* **Problem to solve**: Beneath this task is a listing; retype all of it exactly.

====== Records for this exercise

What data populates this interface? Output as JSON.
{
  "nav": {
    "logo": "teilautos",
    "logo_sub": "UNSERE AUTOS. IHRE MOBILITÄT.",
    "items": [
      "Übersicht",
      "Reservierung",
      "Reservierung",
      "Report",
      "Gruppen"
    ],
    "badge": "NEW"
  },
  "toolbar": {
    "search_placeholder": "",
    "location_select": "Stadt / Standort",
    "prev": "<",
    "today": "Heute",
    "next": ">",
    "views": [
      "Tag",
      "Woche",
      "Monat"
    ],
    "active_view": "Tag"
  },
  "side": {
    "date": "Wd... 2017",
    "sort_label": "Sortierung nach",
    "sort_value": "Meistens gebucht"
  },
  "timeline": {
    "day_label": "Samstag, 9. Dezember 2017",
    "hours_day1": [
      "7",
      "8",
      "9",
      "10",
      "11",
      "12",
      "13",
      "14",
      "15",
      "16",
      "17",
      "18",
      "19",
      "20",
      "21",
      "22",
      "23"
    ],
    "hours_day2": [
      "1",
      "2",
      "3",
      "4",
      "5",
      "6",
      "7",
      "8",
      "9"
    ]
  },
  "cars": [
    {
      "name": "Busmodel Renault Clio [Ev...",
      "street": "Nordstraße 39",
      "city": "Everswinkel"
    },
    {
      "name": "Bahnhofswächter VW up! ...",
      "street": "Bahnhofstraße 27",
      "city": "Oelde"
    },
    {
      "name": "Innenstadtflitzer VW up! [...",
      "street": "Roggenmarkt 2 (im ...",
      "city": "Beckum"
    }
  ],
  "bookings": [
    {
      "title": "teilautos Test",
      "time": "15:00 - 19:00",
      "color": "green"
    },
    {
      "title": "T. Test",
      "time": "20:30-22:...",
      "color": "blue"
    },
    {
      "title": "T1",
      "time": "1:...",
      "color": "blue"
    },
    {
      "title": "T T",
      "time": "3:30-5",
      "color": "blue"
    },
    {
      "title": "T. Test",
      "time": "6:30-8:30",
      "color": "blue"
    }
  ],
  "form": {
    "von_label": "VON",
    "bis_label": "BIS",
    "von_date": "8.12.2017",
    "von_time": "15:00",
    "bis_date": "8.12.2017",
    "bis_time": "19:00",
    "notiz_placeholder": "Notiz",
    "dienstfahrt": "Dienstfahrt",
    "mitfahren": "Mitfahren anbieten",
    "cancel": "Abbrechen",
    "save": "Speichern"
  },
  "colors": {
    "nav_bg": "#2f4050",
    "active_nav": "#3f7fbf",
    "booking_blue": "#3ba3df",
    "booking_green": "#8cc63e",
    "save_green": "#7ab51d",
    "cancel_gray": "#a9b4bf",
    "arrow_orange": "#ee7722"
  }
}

============

* **Correct response**:
What data populates this interface? Output as JSON.
{
  "nav": {
    "logo": "teilautos",
    "logo_sub": "UNSERE AUTOS. IHRE MOBILITÄT.",
    "items": [
      "Übersicht",
      "Reservierung",
      "Reservierung",
      "Report",
      "Gruppen"
    ],
    "badge": "NEW"
  },
  "toolbar": {
    "search_placeholder": "",
    "location_select": "Stadt / Standort",
    "prev": "<",
    "today": "Heute",
    "next": ">",
    "views": [
      "Tag",
      "Woche",
      "Monat"
    ],
    "active_view": "Tag"
  },
  "side": {
    "date": "Wd... 2017",
    "sort_label": "Sortierung nach",
    "sort_value": "Meistens gebucht"
  },
  "timeline": {
    "day_label": "Samstag, 9. Dezember 2017",
    "hours_day1": [
      "7",
      "8",
      "9",
      "10",
      "11",
      "12",
      "13",
      "14",
      "15",
      "16",
      "17",
      "18",
      "19",
      "20",
      "21",
      "22",
      "23"
    ],
    "hours_day2": [
      "1",
      "2",
      "3",
      "4",
      "5",
      "6",
      "7",
      "8",
      "9"
    ]
  },
  "cars": [
    {
      "name": "Busmodel Renault Clio [Ev...",
      "street": "Nordstraße 39",
      "city": "Everswinkel"
    },
    {
      "name": "Bahnhofswächter VW up! ...",
      "street": "Bahnhofstraße 27",
      "city": "Oelde"
    },
    {
      "name": "Innenstadtflitzer VW up! [...",
      "street": "Roggenmarkt 2 (im ...",
      "city": "Beckum"
    }
  ],
  "bookings": [
    {
      "title": "teilautos Test",
      "time": "15:00 - 19:00",
      "color": "green"
    },
    {
      "title": "T. Test",
      "time": "20:30-22:...",
      "color": "blue"
    },
    {
      "title": "T1",
      "time": "1:...",
      "color": "blue"
    },
    {
      "title": "T T",
      "time": "3:30-5",
      "color": "blue"
    },
    {
      "title": "T. Test",
      "time": "6:30-8:30",
      "color": "blue"
    }
  ],
  "form": {
    "von_label": "VON",
    "bis_label": "BIS",
    "von_date": "8.12.2017",
    "von_time": "15:00",
    "bis_date": "8.12.2017",
    "bis_time": "19:00",
    "notiz_placeholder": "Notiz",
    "dienstfahrt": "Dienstfahrt",
    "mitfahren": "Mitfahren anbieten",
    "cancel": "Abbrechen",
    "save": "Speichern"
  },
  "colors": {
    "nav_bg": "#2f4050",
    "active_nav": "#3f7fbf",
    "booking_blue": "#3ba3df",
    "booking_green": "#8cc63e",
    "save_green": "#7ab51d",
    "cancel_gray": "#a9b4bf",
    "arrow_orange": "#ee7722"
  }
}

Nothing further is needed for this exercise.